* Start *
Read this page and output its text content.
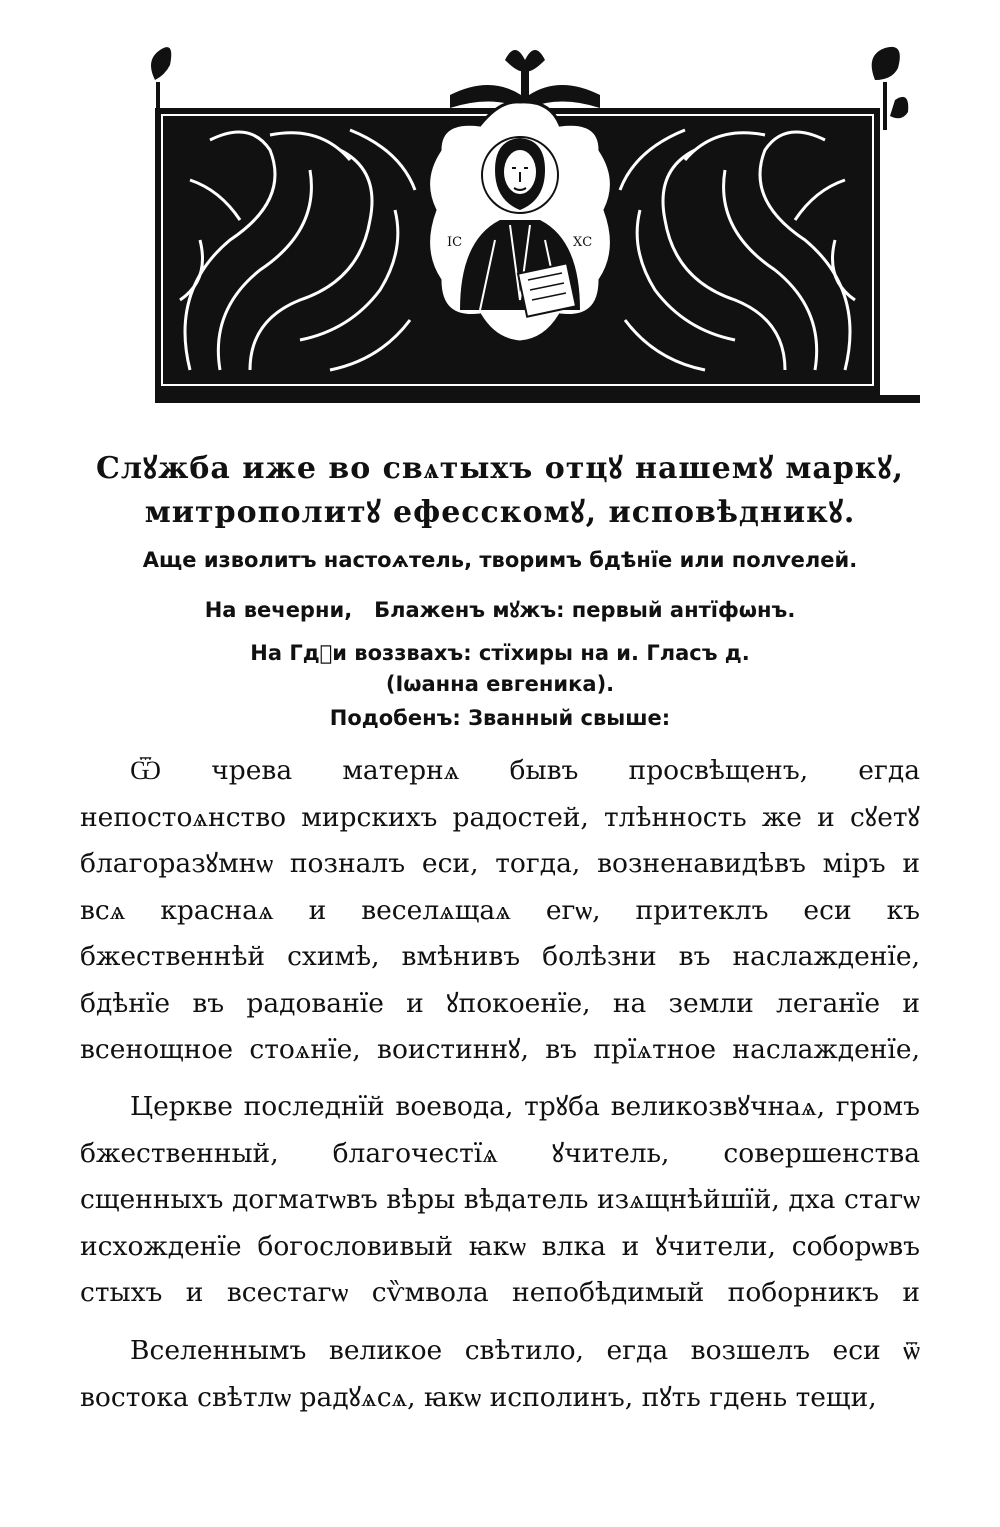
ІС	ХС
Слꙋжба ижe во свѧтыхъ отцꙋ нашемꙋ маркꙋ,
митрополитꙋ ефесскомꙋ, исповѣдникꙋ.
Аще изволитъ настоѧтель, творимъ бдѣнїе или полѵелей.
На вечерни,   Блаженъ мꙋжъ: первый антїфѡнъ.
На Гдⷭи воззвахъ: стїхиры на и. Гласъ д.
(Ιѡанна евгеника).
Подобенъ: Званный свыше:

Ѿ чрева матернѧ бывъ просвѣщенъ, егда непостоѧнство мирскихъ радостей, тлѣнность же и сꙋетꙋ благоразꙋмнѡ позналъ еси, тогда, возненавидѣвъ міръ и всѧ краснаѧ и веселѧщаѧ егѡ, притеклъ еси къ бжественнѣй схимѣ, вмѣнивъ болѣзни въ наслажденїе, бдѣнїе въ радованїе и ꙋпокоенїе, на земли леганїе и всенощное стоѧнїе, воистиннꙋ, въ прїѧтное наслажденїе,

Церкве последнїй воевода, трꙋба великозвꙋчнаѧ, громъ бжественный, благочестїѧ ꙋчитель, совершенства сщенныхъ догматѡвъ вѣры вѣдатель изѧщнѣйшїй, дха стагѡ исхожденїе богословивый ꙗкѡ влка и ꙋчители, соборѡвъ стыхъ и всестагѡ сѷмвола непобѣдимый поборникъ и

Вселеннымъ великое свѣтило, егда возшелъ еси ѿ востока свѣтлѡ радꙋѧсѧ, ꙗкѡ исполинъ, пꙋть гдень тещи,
* End *
* Start *
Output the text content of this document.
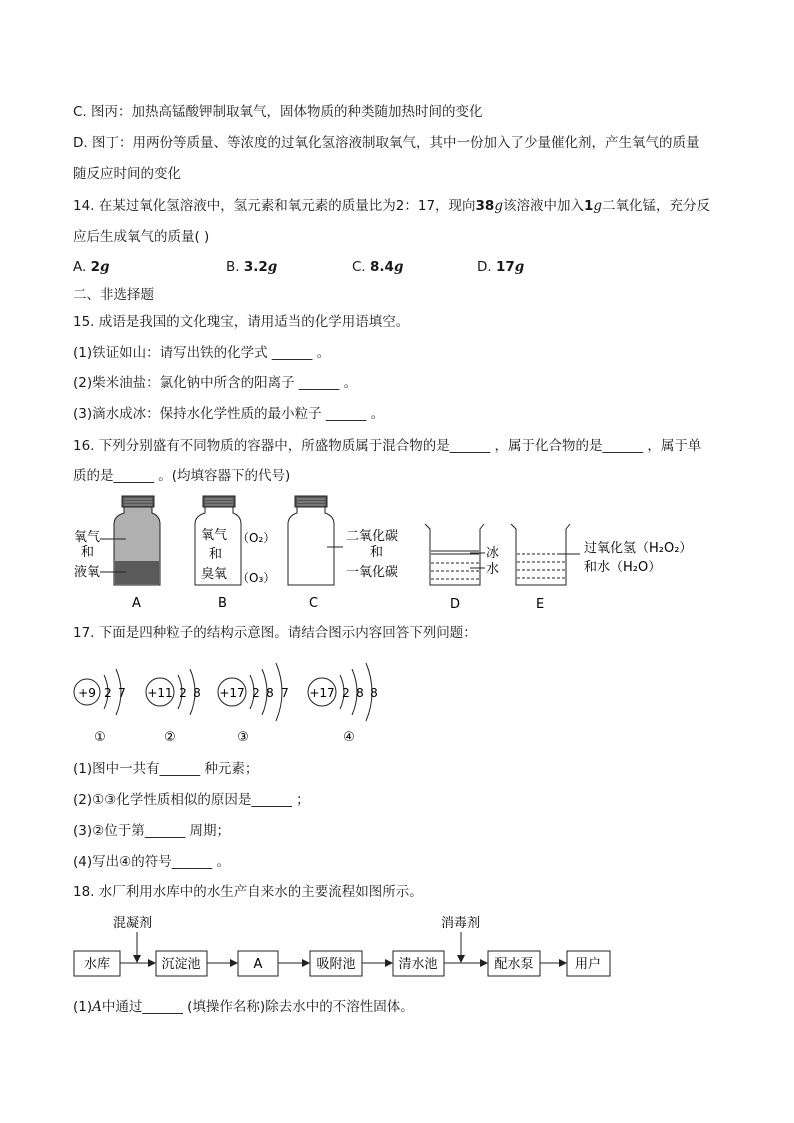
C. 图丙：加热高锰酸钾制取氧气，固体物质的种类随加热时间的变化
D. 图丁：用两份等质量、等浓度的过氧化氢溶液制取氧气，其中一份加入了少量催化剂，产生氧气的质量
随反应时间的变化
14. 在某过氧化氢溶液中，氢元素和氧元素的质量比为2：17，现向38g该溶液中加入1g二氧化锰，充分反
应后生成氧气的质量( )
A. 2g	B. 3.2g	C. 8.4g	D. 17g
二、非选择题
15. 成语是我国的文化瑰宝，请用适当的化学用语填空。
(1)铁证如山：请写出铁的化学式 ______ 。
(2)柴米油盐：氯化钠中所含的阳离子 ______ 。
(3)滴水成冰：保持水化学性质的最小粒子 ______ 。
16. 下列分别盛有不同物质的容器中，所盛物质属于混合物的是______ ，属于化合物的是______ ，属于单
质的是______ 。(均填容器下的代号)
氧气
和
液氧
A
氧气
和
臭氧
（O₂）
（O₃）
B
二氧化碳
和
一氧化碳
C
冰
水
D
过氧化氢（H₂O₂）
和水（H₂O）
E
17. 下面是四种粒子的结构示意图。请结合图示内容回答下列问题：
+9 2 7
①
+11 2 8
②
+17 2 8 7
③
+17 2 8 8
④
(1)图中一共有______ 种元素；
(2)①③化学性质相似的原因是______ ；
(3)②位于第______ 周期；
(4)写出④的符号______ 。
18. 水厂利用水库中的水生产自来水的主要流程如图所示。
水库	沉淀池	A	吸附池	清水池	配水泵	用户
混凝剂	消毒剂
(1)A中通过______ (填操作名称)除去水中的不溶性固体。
* End *
Report every line in the data above in which the word "this" appears.

Read this page and output its text content.
Output the text content of this document.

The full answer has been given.